§ **WRITTEN INSTRUCTION**:
Skip all pictures, then print the remaining material exactly.

§ **MATERIAL TO PROCESS**:
_ _ _ _
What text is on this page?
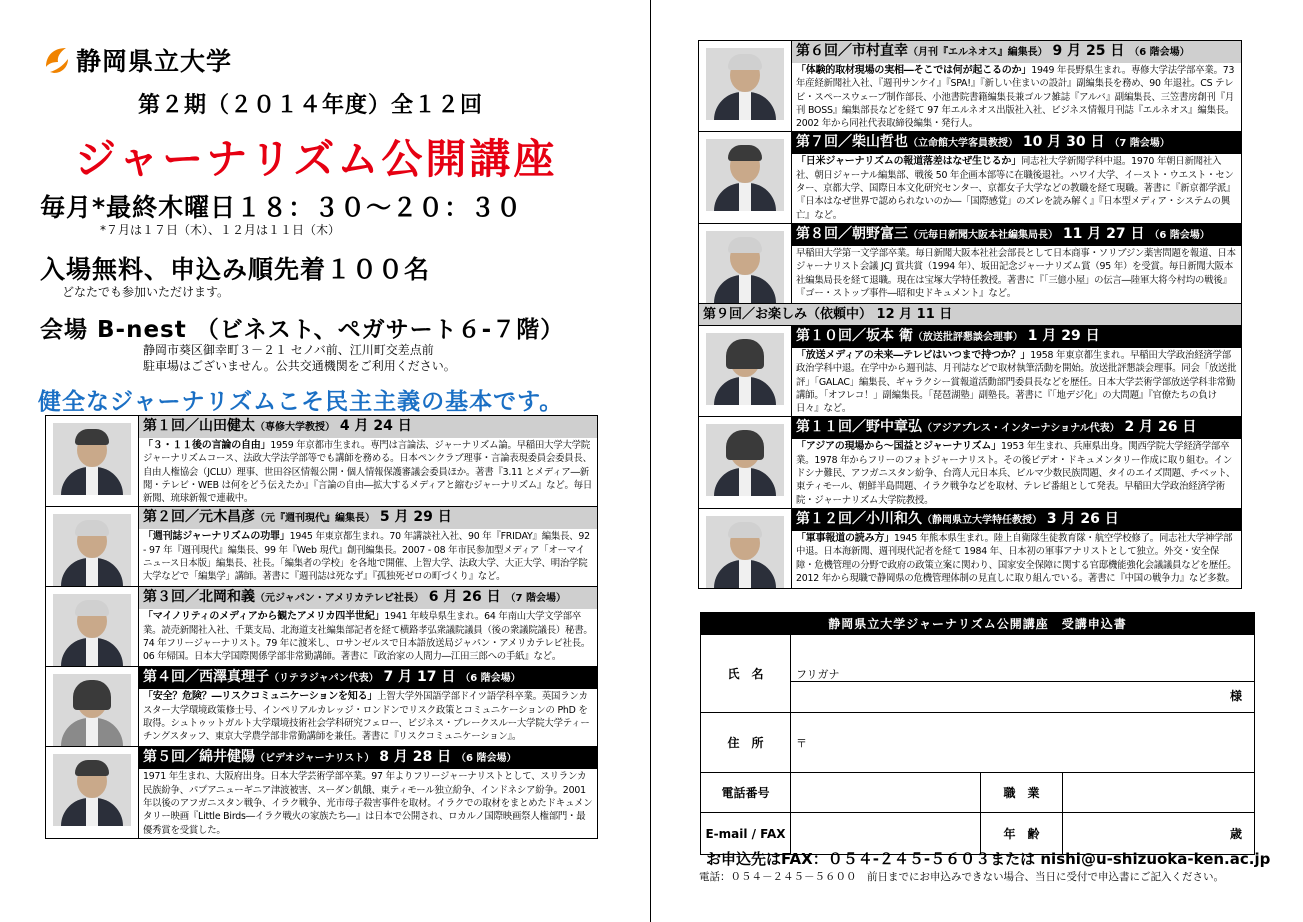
静岡県立大学
第２期（２０１４年度）全１２回
ジャーナリズム公開講座
毎月*最終木曜日１８：３０～２０：３０
*７月は１７日（木）、１２月は１１日（木）
入場無料、申込み順先着１００名
どなたでも参加いただけます。
会場 B-nest （ビネスト、ペガサート６-７階）
静岡市葵区御幸町３－２１ セノバ前、江川町交差点前
駐車場はございません。公共交通機関をご利用ください。
健全なジャーナリズムこそ民主主義の基本です。

	第１回／山田健太（専修大学教授） 4 月 24 日
「３・１１後の言論の自由」1959 年京都市生まれ。専門は言論法、ジャーナリズム論。早稲田大学大学院ジャーナリズムコース、法政大学法学部等でも講師を務める。日本ペンクラブ理事・言論表現委員会委員長、自由人権協会（JCLU）理事、世田谷区情報公開・個人情報保護審議会委員ほか。著書『3.11 とメディア―新聞・テレビ・WEB は何をどう伝えたか』『言論の自由―拡大するメディアと縮むジャーナリズム』など。毎日新聞、琉球新報で連載中。

	第２回／元木昌彦（元『週刊現代』編集長） 5 月 29 日
「週刊誌ジャーナリズムの功罪」1945 年東京都生まれ。70 年講談社入社、90 年『FRIDAY』編集長、92 - 97 年『週刊現代』編集長、99 年『Web 現代』創刊編集長。2007 - 08 年市民参加型メディア「オーマイニュース日本版」編集長、社長。「編集者の学校」を各地で開催、上智大学、法政大学、大正大学、明治学院大学などで「編集学」講師。著書に『週刊誌は死なず』『孤独死ゼロの町づくり』など。

	第３回／北岡和義（元ジャパン・アメリカテレビ社長） 6 月 26 日 （7 階会場）
「マイノリティのメディアから観たアメリカ四半世紀」1941 年岐阜県生まれ。64 年南山大学文学部卒業。読売新聞社入社、千葉支局、北海道支社編集部記者を経て横路孝弘衆議院議員（後の衆議院議長）秘書。74 年フリージャーナリスト。79 年に渡米し、ロサンゼルスで日本語放送局ジャパン・アメリカテレビ社長。06 年帰国。日本大学国際関係学部非常勤講師。著書に『政治家の人間力―江田三郎への手紙』など。

	第４回／西澤真理子（リテラジャパン代表） 7 月 17 日 （6 階会場）
「安全？危険？―リスクコミュニケーションを知る」上智大学外国語学部ドイツ語学科卒業。英国ランカスター大学環境政策修士号、インペリアルカレッジ・ロンドンでリスク政策とコミュニケーションの PhD を取得。シュトゥットガルト大学環境技術社会学科研究フェロー、ビジネス・ブレークスルー大学院大学ティーチングスタッフ、東京大学農学部非常勤講師を兼任。著書に『リスクコミュニケーション』。

	第５回／綿井健陽（ビデオジャーナリスト） 8 月 28 日 （6 階会場）
1971 年生まれ、大阪府出身。日本大学芸術学部卒業。97 年よりフリージャーナリストとして、スリランカ民族紛争、パプアニューギニア津波被害、スーダン飢餓、東ティモール独立紛争、インドネシア紛争。2001 年以後のアフガニスタン戦争、イラク戦争、光市母子殺害事件を取材。イラクでの取材をまとめたドキュメンタリー映画『Little Birds―イラク戦火の家族たち―』は日本で公開され、ロカルノ国際映画祭人権部門・最優秀賞を受賞した。

	第６回／市村直幸（月刊『エルネオス』編集長） 9 月 25 日 （6 階会場）
「体験的取材現場の実相―そこでは何が起こるのか」1949 年長野県生まれ。専修大学法学部卒業。73 年産経新聞社入社、『週刊サンケイ』『SPA!』『新しい住まいの設計』副編集長を務め、90 年退社。CS テレビ・スペースウェーブ制作部長、小池書院書籍編集長兼ゴルフ雑誌『アルバ』副編集長、三笠書房創刊『月刊 BOSS』編集部長などを経て 97 年エルネオス出版社入社、ビジネス情報月刊誌『エルネオス』編集長。2002 年から同社代表取締役編集・発行人。

	第７回／柴山哲也（立命館大学客員教授） 10 月 30 日 （7 階会場）
「日米ジャーナリズムの報道落差はなぜ生じるか」同志社大学新聞学科中退。1970 年朝日新聞社入社、朝日ジャーナル編集部、戦後 50 年企画本部等に在職後退社。ハワイ大学、イースト・ウエスト・センター、京都大学、国際日本文化研究センター、京都女子大学などの教職を経て現職。著書に『新京都学派』『日本はなぜ世界で認められないのか―「国際感覚」のズレを読み解く』『日本型メディア・システムの興亡』など。

	第８回／朝野富三（元毎日新聞大阪本社編集局長） 11 月 27 日 （6 階会場）
早稲田大学第一文学部卒業。毎日新聞大阪本社社会部長として日本商事・ソリブジン薬害問題を報道、日本ジャーナリスト会議 JCJ 賞共賞（1994 年）、坂田記念ジャーナリズム賞（95 年）を受賞。毎日新聞大阪本社編集局長を経て退職。現在は宝塚大学特任教授。著書に『「三億小屋」の伝言―陸軍大将今村均の戦後』『ゴー・ストップ事件―昭和史ドキュメント』など。

第９回／お楽しみ（依頼中） 12 月 11 日	

	第１０回／坂本 衛（放送批評懇談会理事） 1 月 29 日
「放送メディアの未来―テレビはいつまで持つか？」1958 年東京都生まれ。早稲田大学政治経済学部政治学科中退。在学中から週刊誌、月刊誌などで取材執筆活動を開始。放送批評懇談会理事。同会「放送批評」「GALAC」編集長、ギャラクシー賞報道活動部門委員長などを歴任。日本大学芸術学部放送学科非常勤講師。「オフレコ！」副編集長。「琵琶湖塾」副塾長。著書に『「地デジ化」の大問題』『官僚たちの負け日々』など。

	第１１回／野中章弘（アジアプレス・インターナショナル代表） 2 月 26 日
「アジアの現場から～国益とジャーナリズム」1953 年生まれ、兵庫県出身。関西学院大学経済学部卒業。1978 年からフリーのフォトジャーナリスト。その後ビデオ・ドキュメンタリー作成に取り組む。インドシナ難民、アフガニスタン紛争、台湾人元日本兵、ビルマ少数民族問題、タイのエイズ問題、チベット、東ティモール、朝鮮半島問題、イラク戦争などを取材、テレビ番組として発表。早稲田大学政治経済学術院・ジャーナリズム大学院教授。

	第１２回／小川和久（静岡県立大学特任教授） 3 月 26 日
「軍事報道の読み方」1945 年熊本県生まれ。陸上自衛隊生徒教育隊・航空学校修了。同志社大学神学部中退。日本海新聞、週刊現代記者を経て 1984 年、日本初の軍事アナリストとして独立。外交・安全保障・危機管理の分野で政府の政策立案に関わり、国家安全保障に関する官邸機能強化会議議員などを歴任。2012 年から現職で静岡県の危機管理体制の見直しに取り組んでいる。著書に『中国の戦争力』など多数。
静岡県立大学ジャーナリズム公開講座　受講申込書			
氏　名	フリガナ
様		

住　所	〒		
電話番号		職　業	
E-mail / FAX		年　齢	歳
お申込先はFAX：０５４-２４５-５６０３または nishi@u-shizuoka-ken.ac.jp
電話：０５４－２４５－５６００　前日までにお申込みできない場合、当日に受付で申込書にご記入ください。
_ _ _ _
§ **TASK ANSWER**:
What text is on this page?
静岡県立大学
第２期（２０１４年度）全１２回
ジャーナリズム公開講座
毎月*最終木曜日１８：３０～２０：３０
*７月は１７日（木）、１２月は１１日（木）
入場無料、申込み順先着１００名
どなたでも参加いただけます。
会場 B-nest （ビネスト、ペガサート６-７階）
静岡市葵区御幸町３－２１ セノバ前、江川町交差点前
駐車場はございません。公共交通機関をご利用ください。
健全なジャーナリズムこそ民主主義の基本です。

	第１回／山田健太（専修大学教授） 4 月 24 日
「３・１１後の言論の自由」1959 年京都市生まれ。専門は言論法、ジャーナリズム論。早稲田大学大学院ジャーナリズムコース、法政大学法学部等でも講師を務める。日本ペンクラブ理事・言論表現委員会委員長、自由人権協会（JCLU）理事、世田谷区情報公開・個人情報保護審議会委員ほか。著書『3.11 とメディア―新聞・テレビ・WEB は何をどう伝えたか』『言論の自由―拡大するメディアと縮むジャーナリズム』など。毎日新聞、琉球新報で連載中。

	第２回／元木昌彦（元『週刊現代』編集長） 5 月 29 日
「週刊誌ジャーナリズムの功罪」1945 年東京都生まれ。70 年講談社入社、90 年『FRIDAY』編集長、92 - 97 年『週刊現代』編集長、99 年『Web 現代』創刊編集長。2007 - 08 年市民参加型メディア「オーマイニュース日本版」編集長、社長。「編集者の学校」を各地で開催、上智大学、法政大学、大正大学、明治学院大学などで「編集学」講師。著書に『週刊誌は死なず』『孤独死ゼロの町づくり』など。

	第３回／北岡和義（元ジャパン・アメリカテレビ社長） 6 月 26 日 （7 階会場）
「マイノリティのメディアから観たアメリカ四半世紀」1941 年岐阜県生まれ。64 年南山大学文学部卒業。読売新聞社入社、千葉支局、北海道支社編集部記者を経て横路孝弘衆議院議員（後の衆議院議長）秘書。74 年フリージャーナリスト。79 年に渡米し、ロサンゼルスで日本語放送局ジャパン・アメリカテレビ社長。06 年帰国。日本大学国際関係学部非常勤講師。著書に『政治家の人間力―江田三郎への手紙』など。

	第４回／西澤真理子（リテラジャパン代表） 7 月 17 日 （6 階会場）
「安全？危険？―リスクコミュニケーションを知る」上智大学外国語学部ドイツ語学科卒業。英国ランカスター大学環境政策修士号、インペリアルカレッジ・ロンドンでリスク政策とコミュニケーションの PhD を取得。シュトゥットガルト大学環境技術社会学科研究フェロー、ビジネス・ブレークスルー大学院大学ティーチングスタッフ、東京大学農学部非常勤講師を兼任。著書に『リスクコミュニケーション』。

	第５回／綿井健陽（ビデオジャーナリスト） 8 月 28 日 （6 階会場）
1971 年生まれ、大阪府出身。日本大学芸術学部卒業。97 年よりフリージャーナリストとして、スリランカ民族紛争、パプアニューギニア津波被害、スーダン飢餓、東ティモール独立紛争、インドネシア紛争。2001 年以後のアフガニスタン戦争、イラク戦争、光市母子殺害事件を取材。イラクでの取材をまとめたドキュメンタリー映画『Little Birds―イラク戦火の家族たち―』は日本で公開され、ロカルノ国際映画祭人権部門・最優秀賞を受賞した。

	第６回／市村直幸（月刊『エルネオス』編集長） 9 月 25 日 （6 階会場）
「体験的取材現場の実相―そこでは何が起こるのか」1949 年長野県生まれ。専修大学法学部卒業。73 年産経新聞社入社、『週刊サンケイ』『SPA!』『新しい住まいの設計』副編集長を務め、90 年退社。CS テレビ・スペースウェーブ制作部長、小池書院書籍編集長兼ゴルフ雑誌『アルバ』副編集長、三笠書房創刊『月刊 BOSS』編集部長などを経て 97 年エルネオス出版社入社、ビジネス情報月刊誌『エルネオス』編集長。2002 年から同社代表取締役編集・発行人。

	第７回／柴山哲也（立命館大学客員教授） 10 月 30 日 （7 階会場）
「日米ジャーナリズムの報道落差はなぜ生じるか」同志社大学新聞学科中退。1970 年朝日新聞社入社、朝日ジャーナル編集部、戦後 50 年企画本部等に在職後退社。ハワイ大学、イースト・ウエスト・センター、京都大学、国際日本文化研究センター、京都女子大学などの教職を経て現職。著書に『新京都学派』『日本はなぜ世界で認められないのか―「国際感覚」のズレを読み解く』『日本型メディア・システムの興亡』など。

	第８回／朝野富三（元毎日新聞大阪本社編集局長） 11 月 27 日 （6 階会場）
早稲田大学第一文学部卒業。毎日新聞大阪本社社会部長として日本商事・ソリブジン薬害問題を報道、日本ジャーナリスト会議 JCJ 賞共賞（1994 年）、坂田記念ジャーナリズム賞（95 年）を受賞。毎日新聞大阪本社編集局長を経て退職。現在は宝塚大学特任教授。著書に『「三億小屋」の伝言―陸軍大将今村均の戦後』『ゴー・ストップ事件―昭和史ドキュメント』など。

第９回／お楽しみ（依頼中） 12 月 11 日	

	第１０回／坂本 衛（放送批評懇談会理事） 1 月 29 日
「放送メディアの未来―テレビはいつまで持つか？」1958 年東京都生まれ。早稲田大学政治経済学部政治学科中退。在学中から週刊誌、月刊誌などで取材執筆活動を開始。放送批評懇談会理事。同会「放送批評」「GALAC」編集長、ギャラクシー賞報道活動部門委員長などを歴任。日本大学芸術学部放送学科非常勤講師。「オフレコ！」副編集長。「琵琶湖塾」副塾長。著書に『「地デジ化」の大問題』『官僚たちの負け日々』など。

	第１１回／野中章弘（アジアプレス・インターナショナル代表） 2 月 26 日
「アジアの現場から～国益とジャーナリズム」1953 年生まれ、兵庫県出身。関西学院大学経済学部卒業。1978 年からフリーのフォトジャーナリスト。その後ビデオ・ドキュメンタリー作成に取り組む。インドシナ難民、アフガニスタン紛争、台湾人元日本兵、ビルマ少数民族問題、タイのエイズ問題、チベット、東ティモール、朝鮮半島問題、イラク戦争などを取材、テレビ番組として発表。早稲田大学政治経済学術院・ジャーナリズム大学院教授。

	第１２回／小川和久（静岡県立大学特任教授） 3 月 26 日
「軍事報道の読み方」1945 年熊本県生まれ。陸上自衛隊生徒教育隊・航空学校修了。同志社大学神学部中退。日本海新聞、週刊現代記者を経て 1984 年、日本初の軍事アナリストとして独立。外交・安全保障・危機管理の分野で政府の政策立案に関わり、国家安全保障に関する官邸機能強化会議議員などを歴任。2012 年から現職で静岡県の危機管理体制の見直しに取り組んでいる。著書に『中国の戦争力』など多数。
静岡県立大学ジャーナリズム公開講座　受講申込書			
氏　名	フリガナ
様		

住　所	〒		
電話番号		職　業	
E-mail / FAX		年　齢	歳
お申込先はFAX：０５４-２４５-５６０３または nishi@u-shizuoka-ken.ac.jp
電話：０５４－２４５－５６００　前日までにお申込みできない場合、当日に受付で申込書にご記入ください。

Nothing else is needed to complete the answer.